Stated task => Copy out, from the entries below, each line holding the string "Quadrant".

Dataset listings of figures:
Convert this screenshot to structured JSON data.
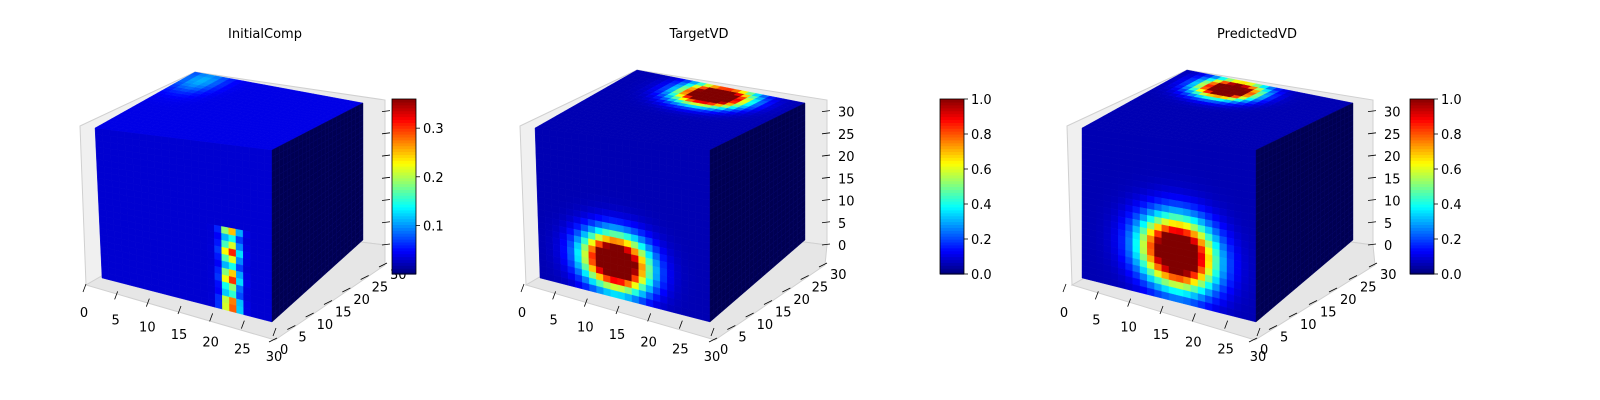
{
  "chart_data": [
    {
      "type": "heatmap",
      "title": "InitialComp",
      "x_ticks": [
        "0",
        "5",
        "10",
        "15",
        "20",
        "25",
        "30"
      ],
      "y_ticks": [
        "0",
        "5",
        "10",
        "15",
        "20",
        "25",
        "30"
      ],
      "z_ticks": [],
      "colorbar": {
        "min": 0.0,
        "max": 0.36,
        "ticks": [
          "0.1",
          "0.2",
          "0.3"
        ],
        "tick_values": [
          0.1,
          0.2,
          0.3
        ],
        "colormap": "jet"
      },
      "grid": true
    },
    {
      "type": "heatmap",
      "title": "TargetVD",
      "x_ticks": [
        "0",
        "5",
        "10",
        "15",
        "20",
        "25",
        "30"
      ],
      "y_ticks": [
        "0",
        "5",
        "10",
        "15",
        "20",
        "25",
        "30"
      ],
      "z_ticks": [
        "0",
        "5",
        "10",
        "15",
        "20",
        "25",
        "30"
      ],
      "colorbar": {
        "min": 0.0,
        "max": 1.0,
        "ticks": [
          "0.0",
          "0.2",
          "0.4",
          "0.6",
          "0.8",
          "1.0"
        ],
        "tick_values": [
          0.0,
          0.2,
          0.4,
          0.6,
          0.8,
          1.0
        ],
        "colormap": "jet"
      },
      "grid": true
    },
    {
      "type": "heatmap",
      "title": "PredictedVD",
      "x_ticks": [
        "0",
        "5",
        "10",
        "15",
        "20",
        "25",
        "30"
      ],
      "y_ticks": [
        "0",
        "5",
        "10",
        "15",
        "20",
        "25",
        "30"
      ],
      "z_ticks": [
        "0",
        "5",
        "10",
        "15",
        "20",
        "25",
        "30"
      ],
      "colorbar": {
        "min": 0.0,
        "max": 1.0,
        "ticks": [
          "0.0",
          "0.2",
          "0.4",
          "0.6",
          "0.8",
          "1.0"
        ],
        "tick_values": [
          0.0,
          0.2,
          0.4,
          0.6,
          0.8,
          1.0
        ],
        "colormap": "jet"
      },
      "grid": true
    }
  ]
}
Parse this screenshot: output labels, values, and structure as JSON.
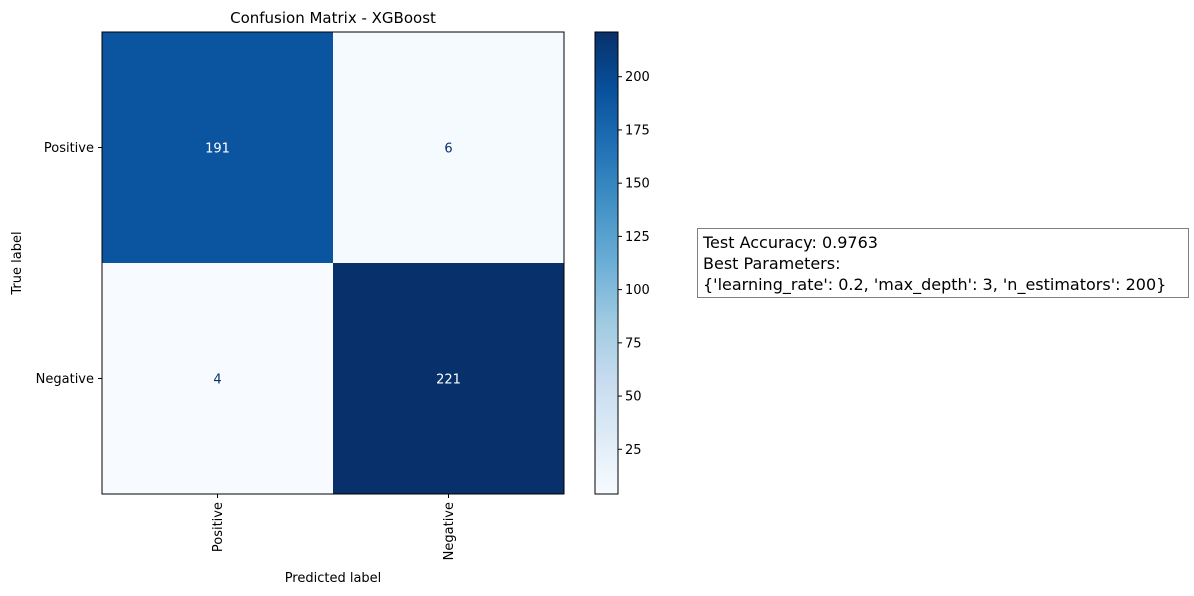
{
  "chart_data": {
    "type": "heatmap",
    "title": "Confusion Matrix - XGBoost",
    "xlabel": "Predicted label",
    "ylabel": "True label",
    "rows": [
      "Positive",
      "Negative"
    ],
    "columns": [
      "Positive",
      "Negative"
    ],
    "values": [
      [
        191,
        6
      ],
      [
        4,
        221
      ]
    ],
    "colormap": "Blues",
    "colorbar": {
      "min": 4,
      "max": 221,
      "ticks": [
        25,
        50,
        75,
        100,
        125,
        150,
        175,
        200
      ]
    },
    "grid": false
  },
  "info_box": {
    "accuracy_line": "Test Accuracy: 0.9763",
    "params_heading": "Best Parameters:",
    "params_value": "{'learning_rate': 0.2, 'max_depth': 3, 'n_estimators': 200}"
  },
  "colors": {
    "text_dark": "#08306b",
    "text_light": "#ffffff",
    "axis": "#000000",
    "box_border": "#7f7f7f"
  }
}
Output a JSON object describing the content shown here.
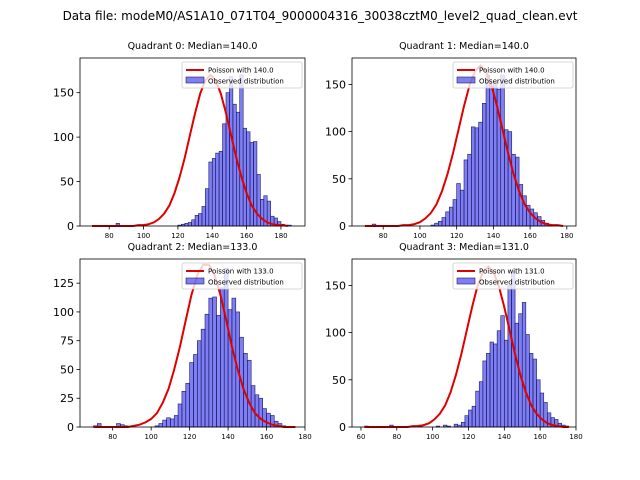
{
  "suptitle": "Data file: modeM0/AS1A10_071T04_9000004316_30038cztM0_level2_quad_clean.evt",
  "chart_data": [
    {
      "type": "bar",
      "title": "Quadrant 0: Median=140.0",
      "median": 140.0,
      "legend": {
        "poisson_label": "Poisson with 140.0",
        "observed_label": "Observed distribution",
        "position": "top-right"
      },
      "xlim": [
        63,
        194
      ],
      "ylim": [
        0,
        189
      ],
      "xticks": [
        80,
        100,
        120,
        140,
        160,
        180
      ],
      "yticks": [
        0,
        50,
        100,
        150
      ],
      "bins": {
        "start": 64,
        "width": 2
      },
      "values": [
        0,
        0,
        0,
        0,
        0,
        0,
        0,
        0,
        0,
        0,
        3,
        0,
        0,
        0,
        0,
        0,
        0,
        0,
        0,
        0,
        0,
        0,
        0,
        0,
        0,
        0,
        0,
        0,
        1,
        2,
        3,
        4,
        7,
        12,
        14,
        22,
        42,
        72,
        76,
        82,
        84,
        115,
        150,
        168,
        137,
        128,
        170,
        110,
        106,
        94,
        95,
        58,
        30,
        34,
        28,
        11,
        9,
        5,
        2,
        1,
        1,
        0,
        0,
        0,
        0
      ],
      "poisson_y": [
        0,
        0,
        0,
        0,
        0,
        0,
        0,
        0,
        0,
        1,
        1,
        2,
        4,
        8,
        14,
        23,
        37,
        55,
        77,
        102,
        127,
        149,
        164,
        170,
        164,
        149,
        127,
        102,
        77,
        55,
        37,
        23,
        14,
        8,
        4,
        2,
        1,
        1,
        0
      ],
      "poisson_x_start": 70,
      "poisson_x_step": 3
    },
    {
      "type": "bar",
      "title": "Quadrant 1: Median=140.0",
      "median": 140.0,
      "legend": {
        "poisson_label": "Poisson with 140.0",
        "observed_label": "Observed distribution",
        "position": "top-right"
      },
      "xlim": [
        63,
        185
      ],
      "ylim": [
        0,
        178
      ],
      "xticks": [
        80,
        100,
        120,
        140,
        160,
        180
      ],
      "yticks": [
        0,
        50,
        100,
        150
      ],
      "bins": {
        "start": 68,
        "width": 2
      },
      "values": [
        0,
        0,
        0,
        2,
        0,
        0,
        0,
        0,
        0,
        0,
        0,
        0,
        0,
        0,
        0,
        0,
        0,
        0,
        0,
        1,
        3,
        5,
        9,
        15,
        20,
        28,
        45,
        38,
        70,
        76,
        105,
        104,
        110,
        130,
        160,
        148,
        152,
        145,
        160,
        102,
        100,
        76,
        73,
        44,
        32,
        22,
        18,
        14,
        10,
        6,
        3,
        1,
        0,
        0,
        0,
        0,
        0
      ],
      "poisson_y": [
        0,
        0,
        0,
        0,
        0,
        0,
        0,
        1,
        1,
        2,
        4,
        8,
        14,
        23,
        37,
        55,
        77,
        102,
        127,
        149,
        164,
        170,
        164,
        149,
        127,
        102,
        77,
        55,
        37,
        23,
        14,
        8,
        4,
        2,
        1,
        1,
        0
      ],
      "poisson_x_start": 70,
      "poisson_x_step": 3
    },
    {
      "type": "bar",
      "title": "Quadrant 2: Median=133.0",
      "median": 133.0,
      "legend": {
        "poisson_label": "Poisson with 133.0",
        "observed_label": "Observed distribution",
        "position": "top-right"
      },
      "xlim": [
        63,
        180
      ],
      "ylim": [
        0,
        146
      ],
      "xticks": [
        80,
        100,
        120,
        140,
        160,
        180
      ],
      "yticks": [
        0,
        25,
        50,
        75,
        100,
        125
      ],
      "bins": {
        "start": 70,
        "width": 2
      },
      "values": [
        1,
        3,
        0,
        0,
        0,
        0,
        3,
        2,
        1,
        0,
        0,
        0,
        0,
        0,
        0,
        0,
        1,
        3,
        6,
        8,
        7,
        10,
        20,
        31,
        38,
        56,
        63,
        75,
        85,
        98,
        112,
        113,
        97,
        121,
        138,
        102,
        112,
        100,
        78,
        64,
        58,
        36,
        28,
        25,
        16,
        12,
        10,
        5,
        3,
        1,
        0,
        0,
        0,
        0
      ],
      "poisson_y": [
        0,
        0,
        0,
        0,
        0,
        0,
        0,
        1,
        2,
        4,
        7,
        12,
        21,
        33,
        50,
        70,
        93,
        115,
        132,
        141,
        141,
        132,
        115,
        93,
        70,
        50,
        33,
        21,
        12,
        7,
        4,
        2,
        1,
        0,
        0,
        0
      ],
      "poisson_x_start": 70,
      "poisson_x_step": 3
    },
    {
      "type": "bar",
      "title": "Quadrant 3: Median=131.0",
      "median": 131.0,
      "legend": {
        "poisson_label": "Poisson with 131.0",
        "observed_label": "Observed distribution",
        "position": "top-right"
      },
      "xlim": [
        55,
        180
      ],
      "ylim": [
        0,
        178
      ],
      "xticks": [
        60,
        80,
        100,
        120,
        140,
        160,
        180
      ],
      "yticks": [
        0,
        50,
        100,
        150
      ],
      "bins": {
        "start": 60,
        "width": 2
      },
      "values": [
        0,
        1,
        0,
        0,
        0,
        0,
        0,
        0,
        2,
        0,
        0,
        0,
        0,
        0,
        1,
        0,
        2,
        0,
        0,
        0,
        0,
        1,
        0,
        2,
        1,
        0,
        3,
        2,
        5,
        12,
        18,
        22,
        38,
        48,
        70,
        78,
        90,
        88,
        102,
        118,
        92,
        150,
        165,
        110,
        120,
        132,
        98,
        78,
        72,
        50,
        36,
        26,
        15,
        10,
        8,
        4,
        2,
        1,
        0,
        0,
        0,
        0
      ],
      "poisson_y": [
        0,
        0,
        0,
        0,
        0,
        0,
        0,
        0,
        0,
        1,
        1,
        2,
        4,
        8,
        14,
        23,
        37,
        55,
        77,
        102,
        127,
        149,
        164,
        170,
        164,
        149,
        127,
        102,
        77,
        55,
        37,
        23,
        14,
        8,
        4,
        2,
        1,
        0,
        0
      ],
      "poisson_x_start": 62,
      "poisson_x_step": 3
    }
  ]
}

Problem solution =>
      "title": "Quadrant 0: Median=140.0",
      "title": "Quadrant 1: Median=140.0",
      "title": "Quadrant 2: Median=133.0",
      "title": "Quadrant 3: Median=131.0",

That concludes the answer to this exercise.